■ **DATA PROVIDED**:
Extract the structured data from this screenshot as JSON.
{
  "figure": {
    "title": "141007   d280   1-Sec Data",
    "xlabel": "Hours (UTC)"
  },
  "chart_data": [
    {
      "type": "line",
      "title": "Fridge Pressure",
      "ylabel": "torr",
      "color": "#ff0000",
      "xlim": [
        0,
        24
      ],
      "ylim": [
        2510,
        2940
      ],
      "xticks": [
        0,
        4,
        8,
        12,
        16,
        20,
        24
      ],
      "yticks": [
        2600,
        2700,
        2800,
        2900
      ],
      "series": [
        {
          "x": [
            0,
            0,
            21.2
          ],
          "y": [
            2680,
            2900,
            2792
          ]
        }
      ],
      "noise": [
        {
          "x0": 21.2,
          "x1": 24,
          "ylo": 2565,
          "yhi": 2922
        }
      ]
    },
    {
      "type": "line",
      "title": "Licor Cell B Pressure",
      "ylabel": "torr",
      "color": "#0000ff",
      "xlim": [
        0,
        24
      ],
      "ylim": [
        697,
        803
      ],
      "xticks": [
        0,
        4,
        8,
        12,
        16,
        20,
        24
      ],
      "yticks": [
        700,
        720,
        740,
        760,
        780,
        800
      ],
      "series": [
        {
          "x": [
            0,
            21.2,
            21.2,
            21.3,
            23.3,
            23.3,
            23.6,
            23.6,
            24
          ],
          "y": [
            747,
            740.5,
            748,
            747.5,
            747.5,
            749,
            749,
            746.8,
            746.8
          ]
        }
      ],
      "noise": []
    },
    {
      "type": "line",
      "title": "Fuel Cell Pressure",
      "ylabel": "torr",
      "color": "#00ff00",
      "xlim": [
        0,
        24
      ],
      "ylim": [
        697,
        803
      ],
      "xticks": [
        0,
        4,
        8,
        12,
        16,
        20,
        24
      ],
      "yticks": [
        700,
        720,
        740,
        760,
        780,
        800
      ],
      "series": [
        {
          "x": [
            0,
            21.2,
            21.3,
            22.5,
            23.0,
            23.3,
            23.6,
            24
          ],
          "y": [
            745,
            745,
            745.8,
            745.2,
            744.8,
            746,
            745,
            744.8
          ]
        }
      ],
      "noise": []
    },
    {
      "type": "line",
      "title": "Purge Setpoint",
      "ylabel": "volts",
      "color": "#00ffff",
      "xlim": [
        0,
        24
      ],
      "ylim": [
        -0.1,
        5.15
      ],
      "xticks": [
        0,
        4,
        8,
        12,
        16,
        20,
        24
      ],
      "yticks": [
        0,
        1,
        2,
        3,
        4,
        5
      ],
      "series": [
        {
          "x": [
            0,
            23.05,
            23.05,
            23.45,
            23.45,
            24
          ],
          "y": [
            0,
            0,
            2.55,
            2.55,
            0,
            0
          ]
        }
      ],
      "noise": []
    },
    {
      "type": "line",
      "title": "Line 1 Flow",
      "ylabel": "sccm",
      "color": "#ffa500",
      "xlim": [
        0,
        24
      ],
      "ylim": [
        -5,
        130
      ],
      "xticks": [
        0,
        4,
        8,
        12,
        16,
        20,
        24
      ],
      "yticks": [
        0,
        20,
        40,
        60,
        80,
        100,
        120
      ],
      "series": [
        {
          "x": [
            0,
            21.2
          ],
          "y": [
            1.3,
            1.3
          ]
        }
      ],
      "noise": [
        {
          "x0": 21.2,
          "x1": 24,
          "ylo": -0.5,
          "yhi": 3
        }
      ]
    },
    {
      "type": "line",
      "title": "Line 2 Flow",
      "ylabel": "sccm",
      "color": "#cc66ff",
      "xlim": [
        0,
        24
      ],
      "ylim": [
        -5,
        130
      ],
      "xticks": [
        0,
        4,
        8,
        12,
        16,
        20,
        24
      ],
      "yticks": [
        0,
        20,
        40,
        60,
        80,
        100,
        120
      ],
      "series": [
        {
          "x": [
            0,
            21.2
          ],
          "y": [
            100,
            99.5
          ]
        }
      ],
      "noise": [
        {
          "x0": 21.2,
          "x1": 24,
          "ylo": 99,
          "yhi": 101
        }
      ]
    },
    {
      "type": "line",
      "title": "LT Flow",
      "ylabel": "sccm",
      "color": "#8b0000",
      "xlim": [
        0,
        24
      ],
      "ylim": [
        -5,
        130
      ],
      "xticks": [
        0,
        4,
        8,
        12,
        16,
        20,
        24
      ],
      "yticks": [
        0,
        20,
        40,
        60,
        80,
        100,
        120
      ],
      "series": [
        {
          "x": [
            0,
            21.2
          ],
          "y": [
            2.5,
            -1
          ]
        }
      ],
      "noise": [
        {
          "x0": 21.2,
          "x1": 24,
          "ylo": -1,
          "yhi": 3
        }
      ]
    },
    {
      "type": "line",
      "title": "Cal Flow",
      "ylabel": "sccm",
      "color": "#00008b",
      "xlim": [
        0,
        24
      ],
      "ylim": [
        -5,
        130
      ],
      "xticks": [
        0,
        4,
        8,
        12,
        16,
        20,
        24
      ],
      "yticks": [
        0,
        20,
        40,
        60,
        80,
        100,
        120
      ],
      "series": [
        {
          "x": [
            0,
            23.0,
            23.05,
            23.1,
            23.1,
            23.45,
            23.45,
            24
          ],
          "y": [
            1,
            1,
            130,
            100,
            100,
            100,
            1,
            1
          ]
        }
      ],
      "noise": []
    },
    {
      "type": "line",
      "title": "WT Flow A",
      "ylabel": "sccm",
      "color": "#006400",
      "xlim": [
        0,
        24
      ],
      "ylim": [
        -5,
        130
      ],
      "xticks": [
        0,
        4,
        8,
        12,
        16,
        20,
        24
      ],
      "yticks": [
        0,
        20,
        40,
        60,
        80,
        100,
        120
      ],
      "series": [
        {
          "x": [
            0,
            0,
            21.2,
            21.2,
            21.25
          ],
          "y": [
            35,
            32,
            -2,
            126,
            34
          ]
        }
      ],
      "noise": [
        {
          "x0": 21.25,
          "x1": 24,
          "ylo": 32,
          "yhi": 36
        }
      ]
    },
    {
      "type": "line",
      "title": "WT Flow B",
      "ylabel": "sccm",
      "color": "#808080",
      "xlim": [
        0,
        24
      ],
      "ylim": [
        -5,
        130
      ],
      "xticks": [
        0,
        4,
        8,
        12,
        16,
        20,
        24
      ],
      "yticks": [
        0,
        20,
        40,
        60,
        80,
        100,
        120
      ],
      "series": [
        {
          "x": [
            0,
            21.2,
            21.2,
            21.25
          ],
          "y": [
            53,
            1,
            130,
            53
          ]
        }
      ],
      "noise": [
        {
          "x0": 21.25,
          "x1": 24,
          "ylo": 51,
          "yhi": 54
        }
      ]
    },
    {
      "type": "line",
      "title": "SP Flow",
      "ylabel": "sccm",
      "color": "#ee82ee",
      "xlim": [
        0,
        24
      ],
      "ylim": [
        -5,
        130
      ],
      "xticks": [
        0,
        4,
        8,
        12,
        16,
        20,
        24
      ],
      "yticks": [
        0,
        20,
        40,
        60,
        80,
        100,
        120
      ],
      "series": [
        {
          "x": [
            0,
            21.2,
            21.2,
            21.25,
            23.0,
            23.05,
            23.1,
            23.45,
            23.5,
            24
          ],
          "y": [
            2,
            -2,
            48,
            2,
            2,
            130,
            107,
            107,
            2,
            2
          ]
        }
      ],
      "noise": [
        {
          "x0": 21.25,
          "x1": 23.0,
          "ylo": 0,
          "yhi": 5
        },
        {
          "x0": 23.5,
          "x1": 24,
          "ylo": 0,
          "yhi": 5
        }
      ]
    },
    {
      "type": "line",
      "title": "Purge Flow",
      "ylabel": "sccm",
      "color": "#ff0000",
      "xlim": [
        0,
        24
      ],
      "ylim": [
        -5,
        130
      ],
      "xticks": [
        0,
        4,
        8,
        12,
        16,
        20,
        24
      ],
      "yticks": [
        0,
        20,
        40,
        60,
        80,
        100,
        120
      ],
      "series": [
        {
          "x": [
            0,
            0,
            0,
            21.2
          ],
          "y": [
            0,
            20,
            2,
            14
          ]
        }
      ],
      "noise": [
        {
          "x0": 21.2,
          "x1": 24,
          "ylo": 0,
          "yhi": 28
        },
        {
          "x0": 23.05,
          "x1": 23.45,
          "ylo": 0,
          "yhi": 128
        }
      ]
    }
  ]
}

■ **WHAT THIS TASK INVOLVES**: Check each line of the records above for "Purge", and copy those that have it.

■ **EXERCISE SOLUTION**:
      "title": "Purge Setpoint",
      "title": "Purge Flow",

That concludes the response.